• _Do this_: Using the listing below, give the number of lines where "icon" appears, and nothing else.
## Start
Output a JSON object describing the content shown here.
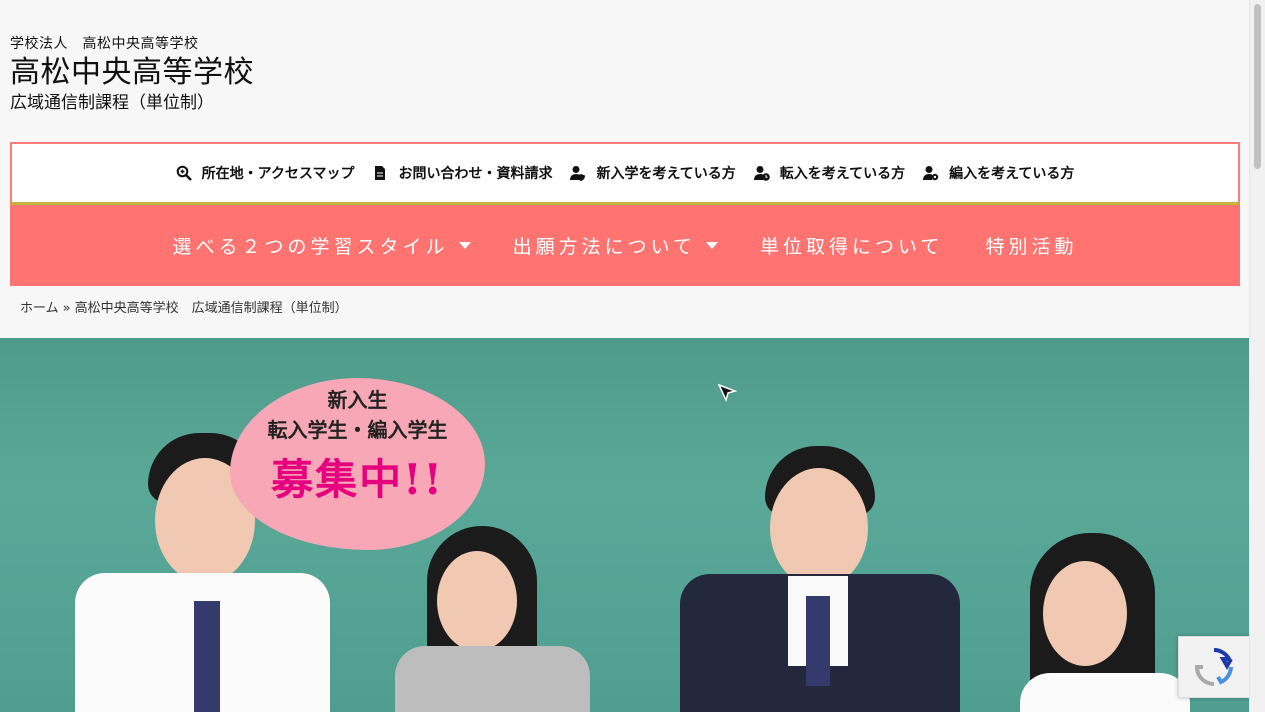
{
  "header": {
    "organization": "学校法人　高松中央高等学校",
    "title": "高松中央高等学校",
    "subtitle": "広域通信制課程（単位制）"
  },
  "topbar": {
    "items": [
      {
        "label": "所在地・アクセスマップ",
        "icon": "search-icon"
      },
      {
        "label": "お問い合わせ・資料請求",
        "icon": "document-icon"
      },
      {
        "label": "新入学を考えている方",
        "icon": "user-shield-icon"
      },
      {
        "label": "転入を考えている方",
        "icon": "user-clock-icon"
      },
      {
        "label": "編入を考えている方",
        "icon": "user-gear-icon"
      }
    ]
  },
  "mainnav": {
    "items": [
      {
        "label": "選べる２つの学習スタイル",
        "dropdown": true
      },
      {
        "label": "出願方法について",
        "dropdown": true
      },
      {
        "label": "単位取得について",
        "dropdown": false
      },
      {
        "label": "特別活動",
        "dropdown": false
      }
    ]
  },
  "breadcrumb": {
    "home": "ホーム",
    "separator": "»",
    "current": "高松中央高等学校　広域通信制課程（単位制）"
  },
  "hero": {
    "bubble_line1": "新入生",
    "bubble_line2": "転入学生・編入学生",
    "bubble_line3": "募集中!!"
  },
  "colors": {
    "accent": "#ff7471",
    "topbar_border": "#ff7b78",
    "bubble": "#f7a7b6",
    "bubble_text": "#e6007e",
    "chalkboard": "#4f9b8b"
  }
}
## End
• _Task answer_: 5